== AIM ==
Each line in the entries below that holds the string "icon" is to be listed.

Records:
_ _ _ _ _
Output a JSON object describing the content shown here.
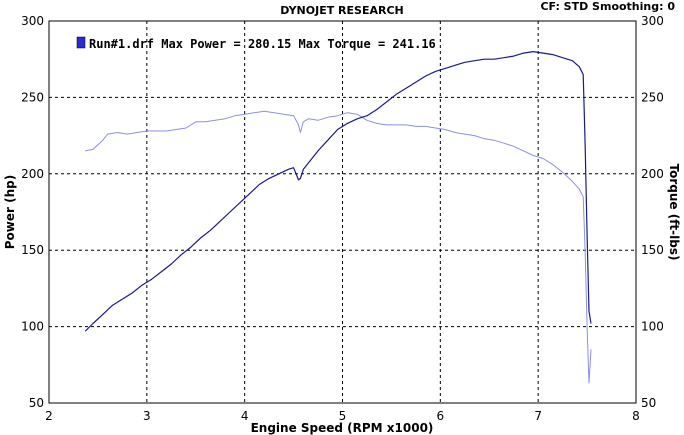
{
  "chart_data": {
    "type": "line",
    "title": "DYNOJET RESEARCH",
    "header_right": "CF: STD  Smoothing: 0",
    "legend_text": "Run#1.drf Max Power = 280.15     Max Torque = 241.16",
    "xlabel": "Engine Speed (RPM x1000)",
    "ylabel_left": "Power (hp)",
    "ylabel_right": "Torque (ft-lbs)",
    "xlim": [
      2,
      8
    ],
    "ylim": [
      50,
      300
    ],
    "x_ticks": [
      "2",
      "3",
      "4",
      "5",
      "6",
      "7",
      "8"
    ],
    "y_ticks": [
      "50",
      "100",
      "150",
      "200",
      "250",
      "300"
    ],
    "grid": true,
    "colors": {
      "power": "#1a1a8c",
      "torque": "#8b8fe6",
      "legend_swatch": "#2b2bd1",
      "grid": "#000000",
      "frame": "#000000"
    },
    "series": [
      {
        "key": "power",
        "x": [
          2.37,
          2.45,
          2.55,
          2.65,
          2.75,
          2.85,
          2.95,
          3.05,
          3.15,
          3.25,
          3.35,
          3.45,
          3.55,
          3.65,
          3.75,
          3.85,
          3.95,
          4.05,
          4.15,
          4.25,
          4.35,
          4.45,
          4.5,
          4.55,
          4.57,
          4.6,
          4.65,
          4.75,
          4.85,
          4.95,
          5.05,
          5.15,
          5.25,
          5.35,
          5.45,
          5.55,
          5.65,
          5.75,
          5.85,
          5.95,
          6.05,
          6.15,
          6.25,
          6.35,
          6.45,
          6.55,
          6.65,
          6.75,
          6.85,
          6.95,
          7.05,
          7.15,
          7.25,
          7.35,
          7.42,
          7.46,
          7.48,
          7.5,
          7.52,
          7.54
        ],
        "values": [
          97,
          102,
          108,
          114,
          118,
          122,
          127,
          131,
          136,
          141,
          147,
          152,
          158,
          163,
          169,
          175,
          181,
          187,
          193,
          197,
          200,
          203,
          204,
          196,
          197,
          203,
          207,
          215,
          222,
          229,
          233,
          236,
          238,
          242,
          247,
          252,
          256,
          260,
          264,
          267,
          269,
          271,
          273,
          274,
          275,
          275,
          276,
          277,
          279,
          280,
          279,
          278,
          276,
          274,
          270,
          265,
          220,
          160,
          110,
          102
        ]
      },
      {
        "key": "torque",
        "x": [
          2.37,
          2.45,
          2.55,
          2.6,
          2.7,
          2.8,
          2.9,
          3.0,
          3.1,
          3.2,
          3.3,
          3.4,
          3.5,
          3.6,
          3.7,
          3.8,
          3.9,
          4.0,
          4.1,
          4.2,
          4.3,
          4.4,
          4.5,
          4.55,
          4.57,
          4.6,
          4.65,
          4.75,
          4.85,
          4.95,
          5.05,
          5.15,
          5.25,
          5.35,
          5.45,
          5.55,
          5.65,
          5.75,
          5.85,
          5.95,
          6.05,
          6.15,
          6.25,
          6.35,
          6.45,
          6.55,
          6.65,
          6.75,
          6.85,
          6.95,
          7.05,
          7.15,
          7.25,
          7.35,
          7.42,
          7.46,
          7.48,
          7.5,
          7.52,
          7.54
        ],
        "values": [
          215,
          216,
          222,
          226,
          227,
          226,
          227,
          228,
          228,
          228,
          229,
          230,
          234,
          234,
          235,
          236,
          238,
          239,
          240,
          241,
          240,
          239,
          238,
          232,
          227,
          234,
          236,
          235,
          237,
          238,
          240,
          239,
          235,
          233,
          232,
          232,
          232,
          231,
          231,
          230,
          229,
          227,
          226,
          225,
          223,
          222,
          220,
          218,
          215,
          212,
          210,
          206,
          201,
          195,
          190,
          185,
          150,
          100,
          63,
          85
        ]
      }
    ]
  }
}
_ _ _ _ _
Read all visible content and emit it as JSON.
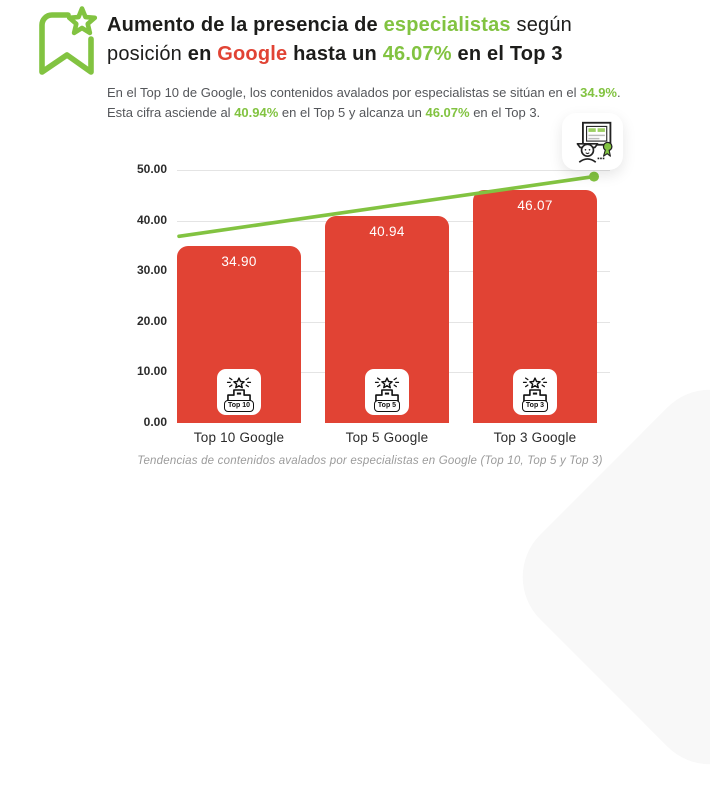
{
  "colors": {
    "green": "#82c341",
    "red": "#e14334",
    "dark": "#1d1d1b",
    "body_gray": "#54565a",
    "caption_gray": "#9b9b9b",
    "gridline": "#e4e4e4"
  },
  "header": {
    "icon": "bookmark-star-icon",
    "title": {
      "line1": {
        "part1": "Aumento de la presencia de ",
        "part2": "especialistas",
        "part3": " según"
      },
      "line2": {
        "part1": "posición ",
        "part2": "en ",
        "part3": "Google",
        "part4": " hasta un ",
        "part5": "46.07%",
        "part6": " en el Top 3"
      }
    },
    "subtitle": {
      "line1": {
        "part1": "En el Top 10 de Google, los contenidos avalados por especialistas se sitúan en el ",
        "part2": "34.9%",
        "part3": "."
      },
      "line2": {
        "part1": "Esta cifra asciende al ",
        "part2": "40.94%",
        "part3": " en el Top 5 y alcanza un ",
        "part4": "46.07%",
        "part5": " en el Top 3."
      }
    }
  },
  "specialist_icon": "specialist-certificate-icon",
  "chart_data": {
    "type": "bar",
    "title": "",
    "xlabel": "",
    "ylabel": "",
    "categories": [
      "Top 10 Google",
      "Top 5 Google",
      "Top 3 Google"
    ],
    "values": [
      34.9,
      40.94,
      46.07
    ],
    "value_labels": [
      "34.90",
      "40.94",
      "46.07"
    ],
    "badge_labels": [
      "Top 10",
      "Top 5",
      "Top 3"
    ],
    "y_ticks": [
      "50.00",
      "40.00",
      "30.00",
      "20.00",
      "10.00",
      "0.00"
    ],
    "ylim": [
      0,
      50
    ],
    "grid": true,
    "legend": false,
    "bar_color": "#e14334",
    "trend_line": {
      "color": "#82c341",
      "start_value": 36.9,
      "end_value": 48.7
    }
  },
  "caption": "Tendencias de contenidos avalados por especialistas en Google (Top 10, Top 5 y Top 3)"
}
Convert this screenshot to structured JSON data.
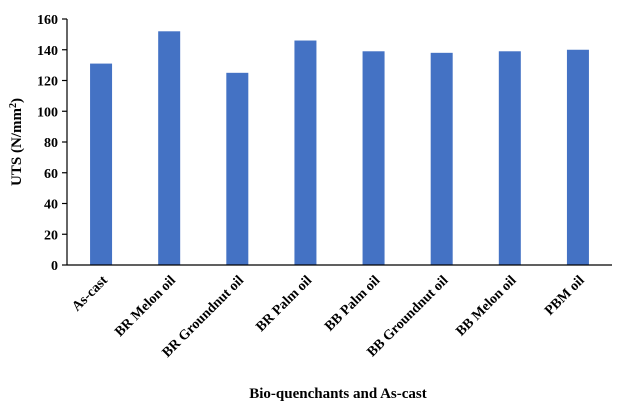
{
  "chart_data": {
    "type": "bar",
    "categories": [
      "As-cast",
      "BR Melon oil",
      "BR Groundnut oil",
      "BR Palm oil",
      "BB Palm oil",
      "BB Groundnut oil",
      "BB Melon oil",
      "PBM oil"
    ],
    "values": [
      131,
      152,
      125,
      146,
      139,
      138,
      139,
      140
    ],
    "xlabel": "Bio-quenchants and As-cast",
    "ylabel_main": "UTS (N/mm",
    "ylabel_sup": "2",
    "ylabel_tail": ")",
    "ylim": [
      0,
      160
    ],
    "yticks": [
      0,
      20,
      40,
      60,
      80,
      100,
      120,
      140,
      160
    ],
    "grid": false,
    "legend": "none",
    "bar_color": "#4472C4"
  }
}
_ _ _ _ _
== ANSWER IN FULL ==
    "icon": "bookmark-star-icon",
  "specialist_icon": "specialist-certificate-icon",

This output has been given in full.